Write out all the lines again, precisely as they stand, but without the images.

(Raw records)
====
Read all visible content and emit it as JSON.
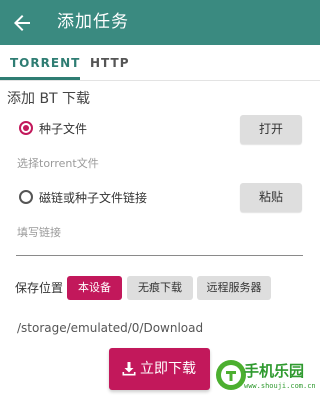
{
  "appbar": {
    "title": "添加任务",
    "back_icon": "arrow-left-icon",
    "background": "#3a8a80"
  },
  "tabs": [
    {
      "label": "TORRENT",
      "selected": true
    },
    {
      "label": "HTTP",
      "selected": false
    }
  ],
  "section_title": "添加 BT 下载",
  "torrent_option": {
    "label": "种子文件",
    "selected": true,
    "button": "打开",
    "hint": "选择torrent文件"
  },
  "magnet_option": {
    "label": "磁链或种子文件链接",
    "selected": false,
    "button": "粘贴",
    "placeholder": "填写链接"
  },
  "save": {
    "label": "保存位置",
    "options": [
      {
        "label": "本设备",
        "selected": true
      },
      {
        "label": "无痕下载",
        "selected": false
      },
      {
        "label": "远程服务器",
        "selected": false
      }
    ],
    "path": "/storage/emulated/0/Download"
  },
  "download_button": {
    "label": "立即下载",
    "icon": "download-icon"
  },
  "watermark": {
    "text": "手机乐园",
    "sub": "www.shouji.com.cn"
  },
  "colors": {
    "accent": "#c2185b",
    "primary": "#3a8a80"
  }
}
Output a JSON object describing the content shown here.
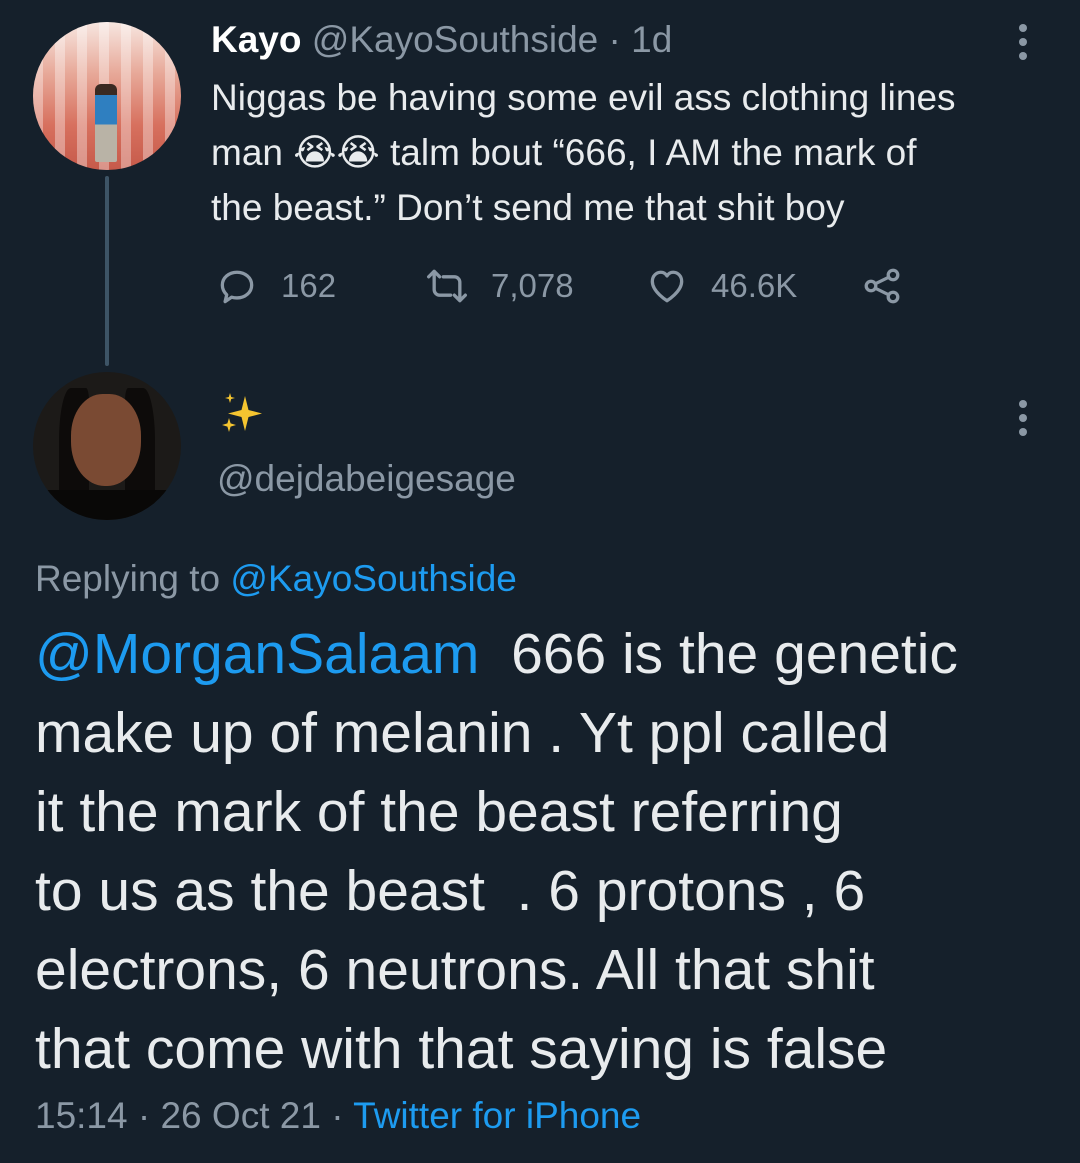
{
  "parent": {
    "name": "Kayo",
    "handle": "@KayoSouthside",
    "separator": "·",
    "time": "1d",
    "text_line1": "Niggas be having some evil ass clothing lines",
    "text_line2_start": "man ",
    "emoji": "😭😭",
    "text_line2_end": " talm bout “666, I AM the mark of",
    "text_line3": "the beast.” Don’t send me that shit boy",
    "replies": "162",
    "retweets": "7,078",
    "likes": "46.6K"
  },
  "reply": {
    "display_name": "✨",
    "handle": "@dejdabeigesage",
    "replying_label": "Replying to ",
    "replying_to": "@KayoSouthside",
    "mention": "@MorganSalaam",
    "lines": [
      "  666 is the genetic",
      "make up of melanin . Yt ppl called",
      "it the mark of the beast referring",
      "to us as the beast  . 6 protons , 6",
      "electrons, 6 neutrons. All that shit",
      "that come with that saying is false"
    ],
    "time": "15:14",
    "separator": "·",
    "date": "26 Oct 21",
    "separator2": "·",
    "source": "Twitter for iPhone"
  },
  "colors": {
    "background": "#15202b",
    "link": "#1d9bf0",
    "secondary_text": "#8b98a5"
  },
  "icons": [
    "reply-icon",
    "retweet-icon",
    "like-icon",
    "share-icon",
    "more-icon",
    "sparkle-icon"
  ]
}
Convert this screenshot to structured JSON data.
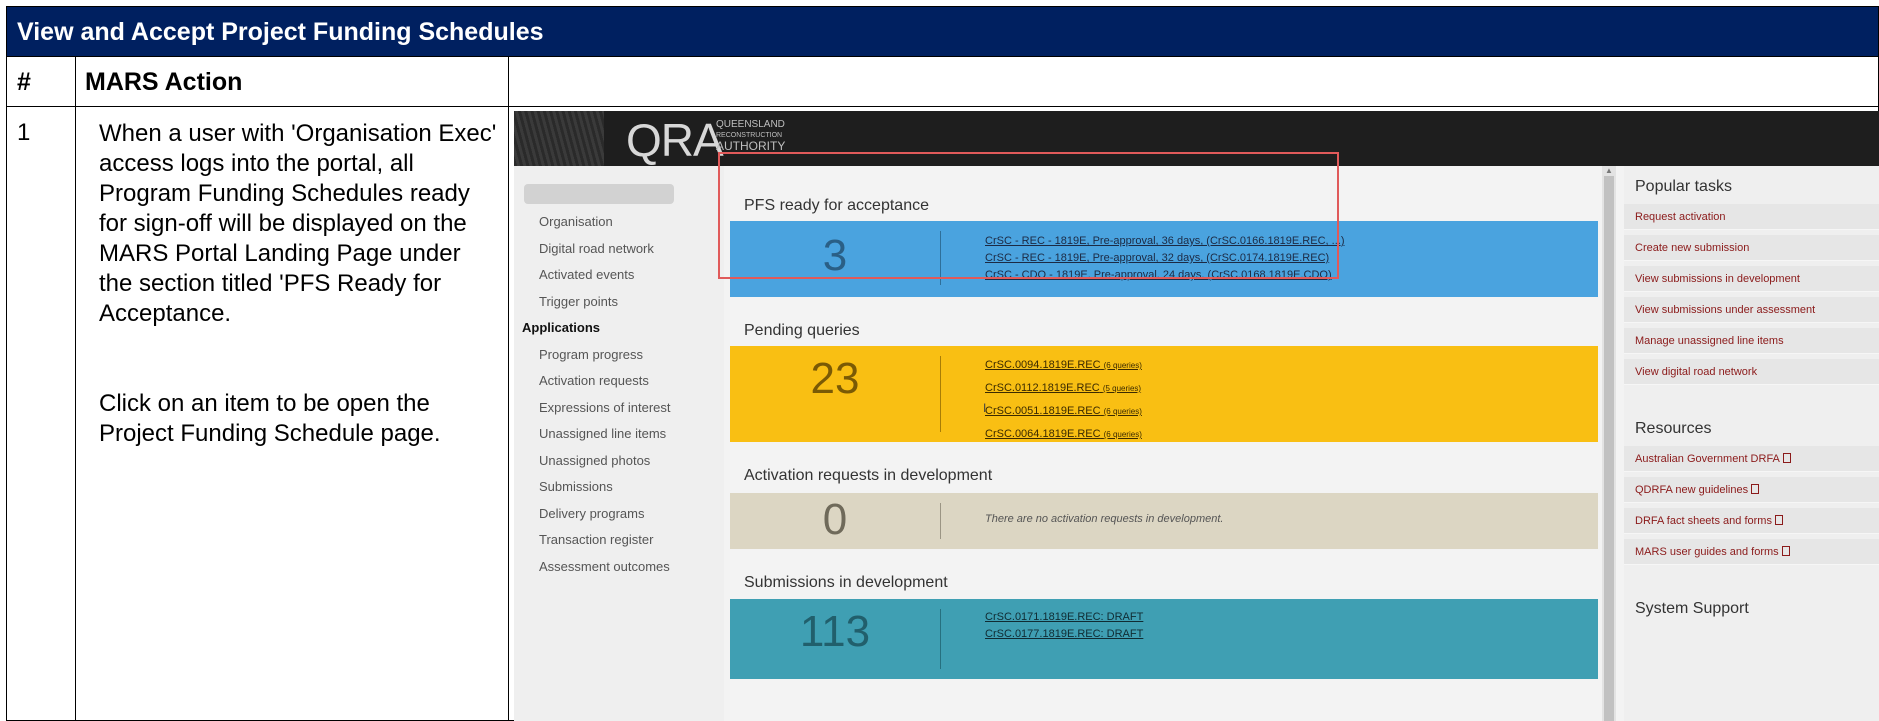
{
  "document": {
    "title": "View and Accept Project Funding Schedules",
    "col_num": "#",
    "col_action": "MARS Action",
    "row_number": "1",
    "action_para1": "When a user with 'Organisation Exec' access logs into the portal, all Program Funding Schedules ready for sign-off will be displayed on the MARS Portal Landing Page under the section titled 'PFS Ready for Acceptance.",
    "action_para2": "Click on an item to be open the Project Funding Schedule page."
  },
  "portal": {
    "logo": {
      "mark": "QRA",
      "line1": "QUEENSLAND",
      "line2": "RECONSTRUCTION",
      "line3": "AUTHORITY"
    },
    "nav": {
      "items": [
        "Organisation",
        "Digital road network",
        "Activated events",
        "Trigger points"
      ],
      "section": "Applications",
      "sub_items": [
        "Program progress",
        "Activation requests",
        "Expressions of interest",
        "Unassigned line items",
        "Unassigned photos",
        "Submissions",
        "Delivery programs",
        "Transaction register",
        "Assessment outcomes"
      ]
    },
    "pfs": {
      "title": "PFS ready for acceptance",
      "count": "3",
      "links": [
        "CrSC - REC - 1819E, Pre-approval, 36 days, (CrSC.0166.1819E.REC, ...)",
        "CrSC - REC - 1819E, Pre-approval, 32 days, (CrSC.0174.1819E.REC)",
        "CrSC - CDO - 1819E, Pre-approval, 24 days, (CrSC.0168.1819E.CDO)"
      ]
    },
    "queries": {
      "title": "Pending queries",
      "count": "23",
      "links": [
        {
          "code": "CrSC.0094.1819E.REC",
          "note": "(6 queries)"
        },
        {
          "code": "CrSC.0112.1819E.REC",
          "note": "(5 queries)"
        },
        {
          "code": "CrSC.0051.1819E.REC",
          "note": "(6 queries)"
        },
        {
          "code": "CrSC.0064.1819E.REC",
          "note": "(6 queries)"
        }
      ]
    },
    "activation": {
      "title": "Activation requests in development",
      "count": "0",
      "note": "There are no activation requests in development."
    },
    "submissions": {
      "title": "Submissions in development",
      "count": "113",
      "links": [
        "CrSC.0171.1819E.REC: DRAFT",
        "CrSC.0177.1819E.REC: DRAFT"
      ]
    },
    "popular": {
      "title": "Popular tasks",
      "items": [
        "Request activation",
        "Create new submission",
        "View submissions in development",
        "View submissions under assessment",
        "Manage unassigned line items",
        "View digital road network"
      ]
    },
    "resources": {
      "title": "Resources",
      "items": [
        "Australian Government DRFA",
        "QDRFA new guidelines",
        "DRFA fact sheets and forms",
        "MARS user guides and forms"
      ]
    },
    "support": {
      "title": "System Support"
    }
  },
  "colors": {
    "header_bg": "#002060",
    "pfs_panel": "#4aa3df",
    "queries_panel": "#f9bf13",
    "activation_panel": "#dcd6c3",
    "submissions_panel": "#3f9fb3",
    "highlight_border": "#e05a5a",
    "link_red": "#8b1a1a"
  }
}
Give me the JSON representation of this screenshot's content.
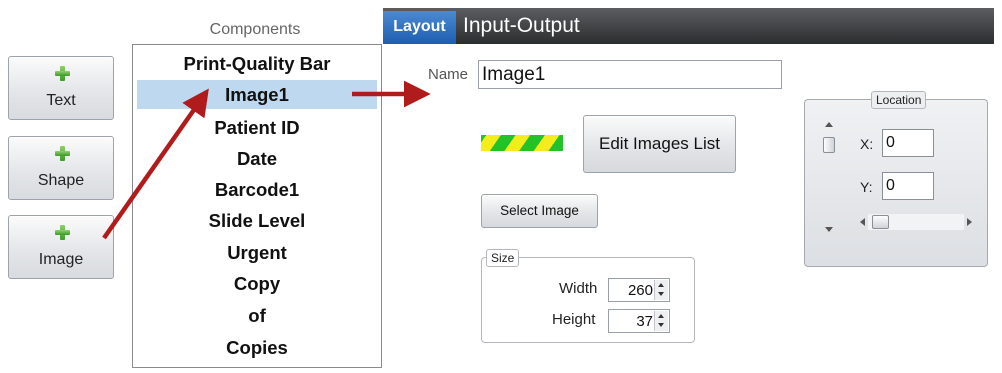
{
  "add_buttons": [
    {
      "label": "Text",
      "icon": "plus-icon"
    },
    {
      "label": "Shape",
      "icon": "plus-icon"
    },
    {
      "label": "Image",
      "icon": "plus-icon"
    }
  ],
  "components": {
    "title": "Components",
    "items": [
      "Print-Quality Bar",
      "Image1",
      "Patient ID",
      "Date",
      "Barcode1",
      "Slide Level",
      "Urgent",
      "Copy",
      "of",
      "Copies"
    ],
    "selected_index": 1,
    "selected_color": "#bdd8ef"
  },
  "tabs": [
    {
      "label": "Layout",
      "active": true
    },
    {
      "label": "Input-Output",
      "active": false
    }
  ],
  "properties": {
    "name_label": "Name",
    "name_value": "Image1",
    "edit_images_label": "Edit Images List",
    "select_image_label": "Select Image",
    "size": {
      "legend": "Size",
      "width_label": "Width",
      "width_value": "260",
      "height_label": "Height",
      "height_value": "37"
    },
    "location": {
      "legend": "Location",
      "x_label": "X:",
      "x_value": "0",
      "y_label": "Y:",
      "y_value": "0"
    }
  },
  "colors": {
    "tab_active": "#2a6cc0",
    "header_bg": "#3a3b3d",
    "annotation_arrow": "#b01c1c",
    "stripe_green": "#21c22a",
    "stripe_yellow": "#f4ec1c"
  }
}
====
*Result of this task*
Read all visible content and emit it as JSON.
{
  "appbar": {
    "title": "添加任务",
    "back_icon": "arrow-left-icon",
    "background": "#3a8a80"
  },
  "tabs": [
    {
      "label": "TORRENT",
      "selected": true
    },
    {
      "label": "HTTP",
      "selected": false
    }
  ],
  "section_title": "添加 BT 下载",
  "torrent_option": {
    "label": "种子文件",
    "selected": true,
    "button": "打开",
    "hint": "选择torrent文件"
  },
  "magnet_option": {
    "label": "磁链或种子文件链接",
    "selected": false,
    "button": "粘贴",
    "placeholder": "填写链接"
  },
  "save": {
    "label": "保存位置",
    "options": [
      {
        "label": "本设备",
        "selected": true
      },
      {
        "label": "无痕下载",
        "selected": false
      },
      {
        "label": "远程服务器",
        "selected": false
      }
    ],
    "path": "/storage/emulated/0/Download"
  },
  "download_button": {
    "label": "立即下载",
    "icon": "download-icon"
  },
  "watermark": {
    "text": "手机乐园",
    "sub": "www.shouji.com.cn"
  },
  "colors": {
    "accent": "#c2185b",
    "primary": "#3a8a80"
  }
}
Output a JSON object describing the content shown here.
{
  "parent": {
    "name": "Kayo",
    "handle": "@KayoSouthside",
    "separator": "·",
    "time": "1d",
    "text_line1": "Niggas be having some evil ass clothing lines",
    "text_line2_start": "man ",
    "emoji": "😭😭",
    "text_line2_end": " talm bout “666, I AM the mark of",
    "text_line3": "the beast.” Don’t send me that shit boy",
    "replies": "162",
    "retweets": "7,078",
    "likes": "46.6K"
  },
  "reply": {
    "display_name": "✨",
    "handle": "@dejdabeigesage",
    "replying_label": "Replying to ",
    "replying_to": "@KayoSouthside",
    "mention": "@MorganSalaam",
    "lines": [
      "  666 is the genetic",
      "make up of melanin . Yt ppl called",
      "it the mark of the beast referring",
      "to us as the beast  . 6 protons , 6",
      "electrons, 6 neutrons. All that shit",
      "that come with that saying is false"
    ],
    "time": "15:14",
    "separator": "·",
    "date": "26 Oct 21",
    "separator2": "·",
    "source": "Twitter for iPhone"
  },
  "colors": {
    "background": "#15202b",
    "link": "#1d9bf0",
    "secondary_text": "#8b98a5"
  },
  "icons": [
    "reply-icon",
    "retweet-icon",
    "like-icon",
    "share-icon",
    "more-icon",
    "sparkle-icon"
  ]
}
Convert this screenshot to structured JSON data.
{
  "document": {
    "title": "View and Accept Project Funding Schedules",
    "col_num": "#",
    "col_action": "MARS Action",
    "row_number": "1",
    "action_para1": "When a user with 'Organisation Exec' access logs into the portal, all Program Funding Schedules ready for sign-off will be displayed on the MARS Portal Landing Page under the section titled 'PFS Ready for Acceptance.",
    "action_para2": "Click on an item to be open the Project Funding Schedule page."
  },
  "portal": {
    "logo": {
      "mark": "QRA",
      "line1": "QUEENSLAND",
      "line2": "RECONSTRUCTION",
      "line3": "AUTHORITY"
    },
    "nav": {
      "items": [
        "Organisation",
        "Digital road network",
        "Activated events",
        "Trigger points"
      ],
      "section": "Applications",
      "sub_items": [
        "Program progress",
        "Activation requests",
        "Expressions of interest",
        "Unassigned line items",
        "Unassigned photos",
        "Submissions",
        "Delivery programs",
        "Transaction register",
        "Assessment outcomes"
      ]
    },
    "pfs": {
      "title": "PFS ready for acceptance",
      "count": "3",
      "links": [
        "CrSC - REC - 1819E, Pre-approval, 36 days, (CrSC.0166.1819E.REC, ...)",
        "CrSC - REC - 1819E, Pre-approval, 32 days, (CrSC.0174.1819E.REC)",
        "CrSC - CDO - 1819E, Pre-approval, 24 days, (CrSC.0168.1819E.CDO)"
      ]
    },
    "queries": {
      "title": "Pending queries",
      "count": "23",
      "links": [
        {
          "code": "CrSC.0094.1819E.REC",
          "note": "(6 queries)"
        },
        {
          "code": "CrSC.0112.1819E.REC",
          "note": "(5 queries)"
        },
        {
          "code": "CrSC.0051.1819E.REC",
          "note": "(6 queries)"
        },
        {
          "code": "CrSC.0064.1819E.REC",
          "note": "(6 queries)"
        }
      ]
    },
    "activation": {
      "title": "Activation requests in development",
      "count": "0",
      "note": "There are no activation requests in development."
    },
    "submissions": {
      "title": "Submissions in development",
      "count": "113",
      "links": [
        "CrSC.0171.1819E.REC: DRAFT",
        "CrSC.0177.1819E.REC: DRAFT"
      ]
    },
    "popular": {
      "title": "Popular tasks",
      "items": [
        "Request activation",
        "Create new submission",
        "View submissions in development",
        "View submissions under assessment",
        "Manage unassigned line items",
        "View digital road network"
      ]
    },
    "resources": {
      "title": "Resources",
      "items": [
        "Australian Government DRFA",
        "QDRFA new guidelines",
        "DRFA fact sheets and forms",
        "MARS user guides and forms"
      ]
    },
    "support": {
      "title": "System Support"
    }
  },
  "colors": {
    "header_bg": "#002060",
    "pfs_panel": "#4aa3df",
    "queries_panel": "#f9bf13",
    "activation_panel": "#dcd6c3",
    "submissions_panel": "#3f9fb3",
    "highlight_border": "#e05a5a",
    "link_red": "#8b1a1a"
  }
}
Give me the JSON representation of this screenshot's content.
{
  "add_buttons": [
    {
      "label": "Text",
      "icon": "plus-icon"
    },
    {
      "label": "Shape",
      "icon": "plus-icon"
    },
    {
      "label": "Image",
      "icon": "plus-icon"
    }
  ],
  "components": {
    "title": "Components",
    "items": [
      "Print-Quality Bar",
      "Image1",
      "Patient ID",
      "Date",
      "Barcode1",
      "Slide Level",
      "Urgent",
      "Copy",
      "of",
      "Copies"
    ],
    "selected_index": 1,
    "selected_color": "#bdd8ef"
  },
  "tabs": [
    {
      "label": "Layout",
      "active": true
    },
    {
      "label": "Input-Output",
      "active": false
    }
  ],
  "properties": {
    "name_label": "Name",
    "name_value": "Image1",
    "edit_images_label": "Edit Images List",
    "select_image_label": "Select Image",
    "size": {
      "legend": "Size",
      "width_label": "Width",
      "width_value": "260",
      "height_label": "Height",
      "height_value": "37"
    },
    "location": {
      "legend": "Location",
      "x_label": "X:",
      "x_value": "0",
      "y_label": "Y:",
      "y_value": "0"
    }
  },
  "colors": {
    "tab_active": "#2a6cc0",
    "header_bg": "#3a3b3d",
    "annotation_arrow": "#b01c1c",
    "stripe_green": "#21c22a",
    "stripe_yellow": "#f4ec1c"
  }
}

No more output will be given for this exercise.